Entries provided ->
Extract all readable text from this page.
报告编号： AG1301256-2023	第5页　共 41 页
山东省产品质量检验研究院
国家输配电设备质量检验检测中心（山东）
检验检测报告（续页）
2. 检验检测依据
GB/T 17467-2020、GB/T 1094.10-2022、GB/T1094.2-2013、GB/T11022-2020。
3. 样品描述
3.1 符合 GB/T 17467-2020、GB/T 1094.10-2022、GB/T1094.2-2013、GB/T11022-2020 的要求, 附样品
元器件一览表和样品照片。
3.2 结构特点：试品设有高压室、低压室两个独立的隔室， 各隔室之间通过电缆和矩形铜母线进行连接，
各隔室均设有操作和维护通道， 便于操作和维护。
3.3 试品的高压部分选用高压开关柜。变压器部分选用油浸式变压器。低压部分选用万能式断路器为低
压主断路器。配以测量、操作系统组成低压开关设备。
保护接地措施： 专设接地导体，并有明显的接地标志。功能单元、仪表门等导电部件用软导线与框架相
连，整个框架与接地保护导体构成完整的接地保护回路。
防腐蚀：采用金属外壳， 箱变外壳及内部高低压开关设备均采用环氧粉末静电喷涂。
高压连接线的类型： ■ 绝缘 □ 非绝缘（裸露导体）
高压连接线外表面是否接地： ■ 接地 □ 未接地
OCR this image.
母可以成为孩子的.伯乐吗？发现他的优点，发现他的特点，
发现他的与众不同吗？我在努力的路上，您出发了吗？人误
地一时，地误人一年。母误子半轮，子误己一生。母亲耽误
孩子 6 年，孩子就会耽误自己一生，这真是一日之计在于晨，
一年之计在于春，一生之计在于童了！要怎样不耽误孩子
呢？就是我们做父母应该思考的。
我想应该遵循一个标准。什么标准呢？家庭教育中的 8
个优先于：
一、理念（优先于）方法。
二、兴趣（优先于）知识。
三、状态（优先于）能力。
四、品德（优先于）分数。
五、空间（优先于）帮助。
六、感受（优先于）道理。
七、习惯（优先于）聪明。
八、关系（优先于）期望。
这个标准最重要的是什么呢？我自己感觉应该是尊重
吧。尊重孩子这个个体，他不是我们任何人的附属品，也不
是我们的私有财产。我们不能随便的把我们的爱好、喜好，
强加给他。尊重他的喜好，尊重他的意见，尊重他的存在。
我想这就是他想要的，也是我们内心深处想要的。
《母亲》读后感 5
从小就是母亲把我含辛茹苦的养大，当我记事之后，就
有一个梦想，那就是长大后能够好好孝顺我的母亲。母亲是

Direction -> Reproduce the lines of the entries above exactly, but only from the line containing "OCR this image." through the final line.

The solution ->
OCR this image.
母可以成为孩子的.伯乐吗？发现他的优点，发现他的特点，
发现他的与众不同吗？我在努力的路上，您出发了吗？人误
地一时，地误人一年。母误子半轮，子误己一生。母亲耽误
孩子 6 年，孩子就会耽误自己一生，这真是一日之计在于晨，
一年之计在于春，一生之计在于童了！要怎样不耽误孩子
呢？就是我们做父母应该思考的。
我想应该遵循一个标准。什么标准呢？家庭教育中的 8
个优先于：
一、理念（优先于）方法。
二、兴趣（优先于）知识。
三、状态（优先于）能力。
四、品德（优先于）分数。
五、空间（优先于）帮助。
六、感受（优先于）道理。
七、习惯（优先于）聪明。
八、关系（优先于）期望。
这个标准最重要的是什么呢？我自己感觉应该是尊重
吧。尊重孩子这个个体，他不是我们任何人的附属品，也不
是我们的私有财产。我们不能随便的把我们的爱好、喜好，
强加给他。尊重他的喜好，尊重他的意见，尊重他的存在。
我想这就是他想要的，也是我们内心深处想要的。
《母亲》读后感 5
从小就是母亲把我含辛茹苦的养大，当我记事之后，就
有一个梦想，那就是长大后能够好好孝顺我的母亲。母亲是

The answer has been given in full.